Dataset records on visual material

---

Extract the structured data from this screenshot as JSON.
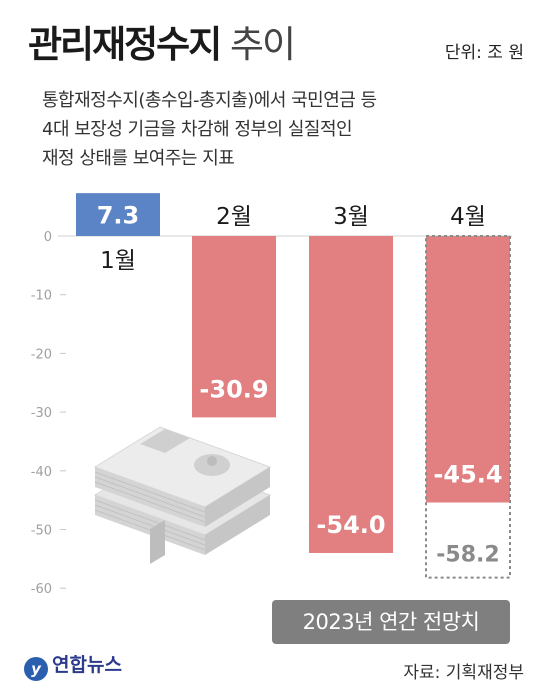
{
  "header": {
    "title_bold": "관리재정수지",
    "title_light": "추이",
    "unit": "단위: 조 원",
    "description": [
      "통합재정수지(총수입-총지출)에서 국민연금 등",
      "4대 보장성 기금을 차감해 정부의 실질적인",
      "재정 상태를 보여주는 지표"
    ]
  },
  "chart_data": {
    "type": "bar",
    "categories": [
      "1월",
      "2월",
      "3월",
      "4월"
    ],
    "values": [
      7.3,
      -30.9,
      -54.0,
      -45.4
    ],
    "value_labels": [
      "7.3",
      "-30.9",
      "-54.0",
      "-45.4"
    ],
    "projection": {
      "category": "4월",
      "value": -58.2,
      "label": "-58.2",
      "note": "2023년 연간 전망치"
    },
    "y_ticks": [
      0,
      -10,
      -20,
      -30,
      -40,
      -50,
      -60
    ],
    "ylim": [
      -60,
      7.3
    ],
    "colors": {
      "positive": "#5b84c6",
      "negative": "#e17f81",
      "projection_border": "#8a8a8a"
    }
  },
  "footer": {
    "logo": "연합뉴스",
    "source": "자료: 기획재정부"
  }
}
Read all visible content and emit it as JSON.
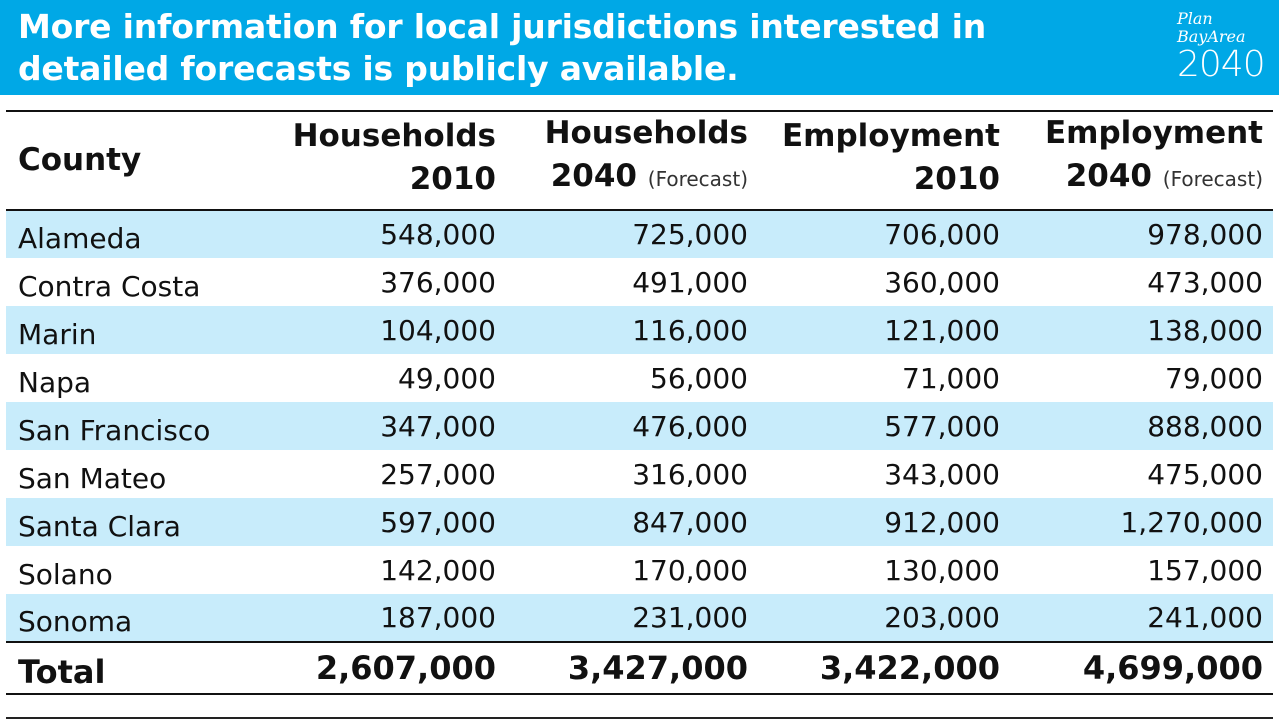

---

◆ **WHAT YOU ARE ASKED TO DO**
Answer only with how many lines in the records include "JSON".

◆ **THE COMPLETED TASK**
2